*STATED TASK*
Which lines in the entries below contain the string "logo", matching case exactly? Gather each of them.

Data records
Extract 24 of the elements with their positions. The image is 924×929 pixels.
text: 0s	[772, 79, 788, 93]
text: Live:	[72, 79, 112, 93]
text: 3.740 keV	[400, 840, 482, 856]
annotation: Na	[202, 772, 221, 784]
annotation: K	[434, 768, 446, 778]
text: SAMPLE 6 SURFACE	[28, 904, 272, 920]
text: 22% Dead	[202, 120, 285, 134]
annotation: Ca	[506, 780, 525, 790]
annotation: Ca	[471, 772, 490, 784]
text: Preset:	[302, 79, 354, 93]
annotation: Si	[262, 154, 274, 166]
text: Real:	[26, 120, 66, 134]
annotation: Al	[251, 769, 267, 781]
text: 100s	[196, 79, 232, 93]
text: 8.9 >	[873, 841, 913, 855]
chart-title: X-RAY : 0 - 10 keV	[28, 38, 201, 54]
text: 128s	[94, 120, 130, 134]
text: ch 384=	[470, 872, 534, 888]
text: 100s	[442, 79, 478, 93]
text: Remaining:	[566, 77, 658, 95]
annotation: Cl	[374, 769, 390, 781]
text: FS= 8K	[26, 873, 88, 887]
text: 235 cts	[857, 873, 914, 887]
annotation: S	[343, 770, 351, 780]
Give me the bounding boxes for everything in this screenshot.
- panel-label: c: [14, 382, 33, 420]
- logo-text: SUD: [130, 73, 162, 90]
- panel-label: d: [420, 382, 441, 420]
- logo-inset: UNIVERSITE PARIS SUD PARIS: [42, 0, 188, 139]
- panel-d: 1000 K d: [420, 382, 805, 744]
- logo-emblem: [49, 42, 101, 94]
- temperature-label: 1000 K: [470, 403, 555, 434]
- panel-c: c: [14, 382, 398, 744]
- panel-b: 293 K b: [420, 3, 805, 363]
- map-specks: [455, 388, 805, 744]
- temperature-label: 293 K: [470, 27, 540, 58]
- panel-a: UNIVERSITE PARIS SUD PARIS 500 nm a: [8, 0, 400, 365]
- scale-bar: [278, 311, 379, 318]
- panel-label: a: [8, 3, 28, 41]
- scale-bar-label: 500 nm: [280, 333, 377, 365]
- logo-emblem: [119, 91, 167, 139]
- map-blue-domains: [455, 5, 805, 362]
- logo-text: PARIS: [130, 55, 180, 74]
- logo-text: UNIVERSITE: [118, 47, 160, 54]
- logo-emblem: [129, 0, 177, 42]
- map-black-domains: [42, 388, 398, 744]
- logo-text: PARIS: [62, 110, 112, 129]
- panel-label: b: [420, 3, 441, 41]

*SOLUTION FOR THIS PROBLEM*
- logo-text: SUD: [130, 73, 162, 90]
- logo-inset: UNIVERSITE PARIS SUD PARIS: [42, 0, 188, 139]
- logo-emblem: [49, 42, 101, 94]
- logo-emblem: [119, 91, 167, 139]
- logo-text: PARIS: [130, 55, 180, 74]
- logo-text: UNIVERSITE: [118, 47, 160, 54]
- logo-emblem: [129, 0, 177, 42]
- logo-text: PARIS: [62, 110, 112, 129]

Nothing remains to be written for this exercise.